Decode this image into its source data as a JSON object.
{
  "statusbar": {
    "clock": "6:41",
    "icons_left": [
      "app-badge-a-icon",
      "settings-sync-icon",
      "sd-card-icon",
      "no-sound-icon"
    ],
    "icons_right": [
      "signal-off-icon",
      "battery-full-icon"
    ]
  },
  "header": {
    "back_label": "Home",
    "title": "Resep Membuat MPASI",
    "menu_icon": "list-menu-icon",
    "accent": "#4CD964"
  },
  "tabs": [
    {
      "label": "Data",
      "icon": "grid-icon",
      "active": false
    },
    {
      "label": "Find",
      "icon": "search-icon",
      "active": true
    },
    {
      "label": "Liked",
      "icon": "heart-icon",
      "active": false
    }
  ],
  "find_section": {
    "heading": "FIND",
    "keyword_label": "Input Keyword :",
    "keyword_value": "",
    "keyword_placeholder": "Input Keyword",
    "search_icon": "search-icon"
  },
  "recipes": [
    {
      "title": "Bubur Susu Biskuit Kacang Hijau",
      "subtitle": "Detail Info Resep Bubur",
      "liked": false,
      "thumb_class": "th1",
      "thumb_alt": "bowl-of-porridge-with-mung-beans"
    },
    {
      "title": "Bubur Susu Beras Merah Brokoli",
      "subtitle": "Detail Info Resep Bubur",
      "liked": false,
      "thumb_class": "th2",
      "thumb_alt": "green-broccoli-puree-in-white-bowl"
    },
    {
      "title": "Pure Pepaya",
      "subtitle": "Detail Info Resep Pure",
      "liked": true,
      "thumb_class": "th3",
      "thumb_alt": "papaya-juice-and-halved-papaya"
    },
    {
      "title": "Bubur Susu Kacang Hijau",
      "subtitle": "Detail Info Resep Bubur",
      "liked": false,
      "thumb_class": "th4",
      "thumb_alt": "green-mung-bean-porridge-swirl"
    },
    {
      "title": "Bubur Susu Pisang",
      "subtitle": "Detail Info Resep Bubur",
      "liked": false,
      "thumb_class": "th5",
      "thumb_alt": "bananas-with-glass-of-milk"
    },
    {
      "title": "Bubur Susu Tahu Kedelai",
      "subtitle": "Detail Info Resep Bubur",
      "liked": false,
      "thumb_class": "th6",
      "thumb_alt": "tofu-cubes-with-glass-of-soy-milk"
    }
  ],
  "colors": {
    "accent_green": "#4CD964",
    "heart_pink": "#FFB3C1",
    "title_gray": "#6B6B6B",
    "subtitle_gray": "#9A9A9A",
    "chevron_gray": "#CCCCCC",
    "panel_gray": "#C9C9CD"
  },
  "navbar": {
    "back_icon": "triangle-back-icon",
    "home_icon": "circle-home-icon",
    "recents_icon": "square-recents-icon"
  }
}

*****

■ **Task statement**: Copy down every line of the entries containing the word "mung".

■ **Finished task**:
      "thumb_alt": "bowl-of-porridge-with-mung-beans"
      "thumb_alt": "green-mung-bean-porridge-swirl"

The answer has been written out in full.